Figure dataset records
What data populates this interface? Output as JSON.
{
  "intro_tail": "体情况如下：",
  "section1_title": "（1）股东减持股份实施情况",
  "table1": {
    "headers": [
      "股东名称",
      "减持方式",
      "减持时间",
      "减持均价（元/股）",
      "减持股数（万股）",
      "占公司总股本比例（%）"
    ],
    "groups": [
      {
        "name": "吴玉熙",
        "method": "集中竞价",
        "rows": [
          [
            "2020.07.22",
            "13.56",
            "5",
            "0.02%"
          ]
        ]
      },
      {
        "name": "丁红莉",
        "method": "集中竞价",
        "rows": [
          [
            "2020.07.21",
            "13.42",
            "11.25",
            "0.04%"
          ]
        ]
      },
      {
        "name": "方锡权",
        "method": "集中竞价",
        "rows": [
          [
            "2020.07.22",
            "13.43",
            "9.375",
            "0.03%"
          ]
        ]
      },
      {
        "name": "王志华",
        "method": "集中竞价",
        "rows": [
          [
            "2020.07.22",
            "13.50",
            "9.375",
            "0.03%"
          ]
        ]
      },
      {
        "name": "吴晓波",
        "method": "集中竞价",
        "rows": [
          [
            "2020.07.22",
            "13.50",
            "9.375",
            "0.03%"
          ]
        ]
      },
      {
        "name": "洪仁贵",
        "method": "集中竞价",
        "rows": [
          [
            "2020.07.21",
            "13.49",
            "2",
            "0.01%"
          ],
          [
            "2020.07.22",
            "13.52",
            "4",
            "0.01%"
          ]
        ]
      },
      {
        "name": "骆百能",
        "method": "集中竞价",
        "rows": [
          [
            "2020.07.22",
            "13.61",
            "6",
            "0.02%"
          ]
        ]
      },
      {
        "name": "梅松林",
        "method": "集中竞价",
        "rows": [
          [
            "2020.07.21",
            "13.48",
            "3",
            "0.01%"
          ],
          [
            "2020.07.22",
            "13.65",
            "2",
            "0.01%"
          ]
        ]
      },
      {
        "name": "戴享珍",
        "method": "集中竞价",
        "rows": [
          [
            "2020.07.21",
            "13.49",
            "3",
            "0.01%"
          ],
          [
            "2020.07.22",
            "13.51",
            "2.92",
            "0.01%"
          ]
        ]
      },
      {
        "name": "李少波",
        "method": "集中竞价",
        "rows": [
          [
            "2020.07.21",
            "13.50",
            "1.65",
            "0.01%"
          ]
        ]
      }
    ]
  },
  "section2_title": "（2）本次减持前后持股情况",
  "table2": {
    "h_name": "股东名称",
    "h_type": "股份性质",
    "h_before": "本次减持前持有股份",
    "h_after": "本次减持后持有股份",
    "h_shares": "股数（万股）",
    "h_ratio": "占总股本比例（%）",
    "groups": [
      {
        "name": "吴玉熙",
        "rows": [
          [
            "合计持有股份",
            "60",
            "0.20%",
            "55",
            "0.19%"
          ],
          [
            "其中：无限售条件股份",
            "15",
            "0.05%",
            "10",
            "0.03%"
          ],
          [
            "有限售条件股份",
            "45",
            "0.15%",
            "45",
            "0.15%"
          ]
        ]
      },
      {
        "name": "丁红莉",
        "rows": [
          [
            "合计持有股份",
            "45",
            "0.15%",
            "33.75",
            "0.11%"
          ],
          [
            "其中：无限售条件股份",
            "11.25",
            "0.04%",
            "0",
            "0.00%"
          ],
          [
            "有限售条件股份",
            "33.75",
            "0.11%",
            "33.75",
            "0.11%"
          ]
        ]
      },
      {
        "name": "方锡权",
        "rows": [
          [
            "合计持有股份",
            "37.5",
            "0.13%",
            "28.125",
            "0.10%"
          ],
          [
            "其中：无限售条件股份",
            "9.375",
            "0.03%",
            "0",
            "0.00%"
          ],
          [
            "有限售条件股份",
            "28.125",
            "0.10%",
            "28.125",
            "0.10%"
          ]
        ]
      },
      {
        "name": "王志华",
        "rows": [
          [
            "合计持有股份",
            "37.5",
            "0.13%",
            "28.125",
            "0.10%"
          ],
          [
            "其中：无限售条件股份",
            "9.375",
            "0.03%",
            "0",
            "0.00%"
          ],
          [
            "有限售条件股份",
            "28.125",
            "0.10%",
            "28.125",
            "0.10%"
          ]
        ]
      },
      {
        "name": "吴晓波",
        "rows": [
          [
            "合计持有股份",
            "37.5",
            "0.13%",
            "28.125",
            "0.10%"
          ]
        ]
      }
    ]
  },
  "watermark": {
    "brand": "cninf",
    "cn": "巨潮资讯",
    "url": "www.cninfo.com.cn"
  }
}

> **WRITTEN EXERCISE**
From the records above, please extract every line and repeat it exactly.

> **RESPONSE**
What data populates this interface? Output as JSON.
{
  "intro_tail": "体情况如下：",
  "section1_title": "（1）股东减持股份实施情况",
  "table1": {
    "headers": [
      "股东名称",
      "减持方式",
      "减持时间",
      "减持均价（元/股）",
      "减持股数（万股）",
      "占公司总股本比例（%）"
    ],
    "groups": [
      {
        "name": "吴玉熙",
        "method": "集中竞价",
        "rows": [
          [
            "2020.07.22",
            "13.56",
            "5",
            "0.02%"
          ]
        ]
      },
      {
        "name": "丁红莉",
        "method": "集中竞价",
        "rows": [
          [
            "2020.07.21",
            "13.42",
            "11.25",
            "0.04%"
          ]
        ]
      },
      {
        "name": "方锡权",
        "method": "集中竞价",
        "rows": [
          [
            "2020.07.22",
            "13.43",
            "9.375",
            "0.03%"
          ]
        ]
      },
      {
        "name": "王志华",
        "method": "集中竞价",
        "rows": [
          [
            "2020.07.22",
            "13.50",
            "9.375",
            "0.03%"
          ]
        ]
      },
      {
        "name": "吴晓波",
        "method": "集中竞价",
        "rows": [
          [
            "2020.07.22",
            "13.50",
            "9.375",
            "0.03%"
          ]
        ]
      },
      {
        "name": "洪仁贵",
        "method": "集中竞价",
        "rows": [
          [
            "2020.07.21",
            "13.49",
            "2",
            "0.01%"
          ],
          [
            "2020.07.22",
            "13.52",
            "4",
            "0.01%"
          ]
        ]
      },
      {
        "name": "骆百能",
        "method": "集中竞价",
        "rows": [
          [
            "2020.07.22",
            "13.61",
            "6",
            "0.02%"
          ]
        ]
      },
      {
        "name": "梅松林",
        "method": "集中竞价",
        "rows": [
          [
            "2020.07.21",
            "13.48",
            "3",
            "0.01%"
          ],
          [
            "2020.07.22",
            "13.65",
            "2",
            "0.01%"
          ]
        ]
      },
      {
        "name": "戴享珍",
        "method": "集中竞价",
        "rows": [
          [
            "2020.07.21",
            "13.49",
            "3",
            "0.01%"
          ],
          [
            "2020.07.22",
            "13.51",
            "2.92",
            "0.01%"
          ]
        ]
      },
      {
        "name": "李少波",
        "method": "集中竞价",
        "rows": [
          [
            "2020.07.21",
            "13.50",
            "1.65",
            "0.01%"
          ]
        ]
      }
    ]
  },
  "section2_title": "（2）本次减持前后持股情况",
  "table2": {
    "h_name": "股东名称",
    "h_type": "股份性质",
    "h_before": "本次减持前持有股份",
    "h_after": "本次减持后持有股份",
    "h_shares": "股数（万股）",
    "h_ratio": "占总股本比例（%）",
    "groups": [
      {
        "name": "吴玉熙",
        "rows": [
          [
            "合计持有股份",
            "60",
            "0.20%",
            "55",
            "0.19%"
          ],
          [
            "其中：无限售条件股份",
            "15",
            "0.05%",
            "10",
            "0.03%"
          ],
          [
            "有限售条件股份",
            "45",
            "0.15%",
            "45",
            "0.15%"
          ]
        ]
      },
      {
        "name": "丁红莉",
        "rows": [
          [
            "合计持有股份",
            "45",
            "0.15%",
            "33.75",
            "0.11%"
          ],
          [
            "其中：无限售条件股份",
            "11.25",
            "0.04%",
            "0",
            "0.00%"
          ],
          [
            "有限售条件股份",
            "33.75",
            "0.11%",
            "33.75",
            "0.11%"
          ]
        ]
      },
      {
        "name": "方锡权",
        "rows": [
          [
            "合计持有股份",
            "37.5",
            "0.13%",
            "28.125",
            "0.10%"
          ],
          [
            "其中：无限售条件股份",
            "9.375",
            "0.03%",
            "0",
            "0.00%"
          ],
          [
            "有限售条件股份",
            "28.125",
            "0.10%",
            "28.125",
            "0.10%"
          ]
        ]
      },
      {
        "name": "王志华",
        "rows": [
          [
            "合计持有股份",
            "37.5",
            "0.13%",
            "28.125",
            "0.10%"
          ],
          [
            "其中：无限售条件股份",
            "9.375",
            "0.03%",
            "0",
            "0.00%"
          ],
          [
            "有限售条件股份",
            "28.125",
            "0.10%",
            "28.125",
            "0.10%"
          ]
        ]
      },
      {
        "name": "吴晓波",
        "rows": [
          [
            "合计持有股份",
            "37.5",
            "0.13%",
            "28.125",
            "0.10%"
          ]
        ]
      }
    ]
  },
  "watermark": {
    "brand": "cninf",
    "cn": "巨潮资讯",
    "url": "www.cninfo.com.cn"
  }
}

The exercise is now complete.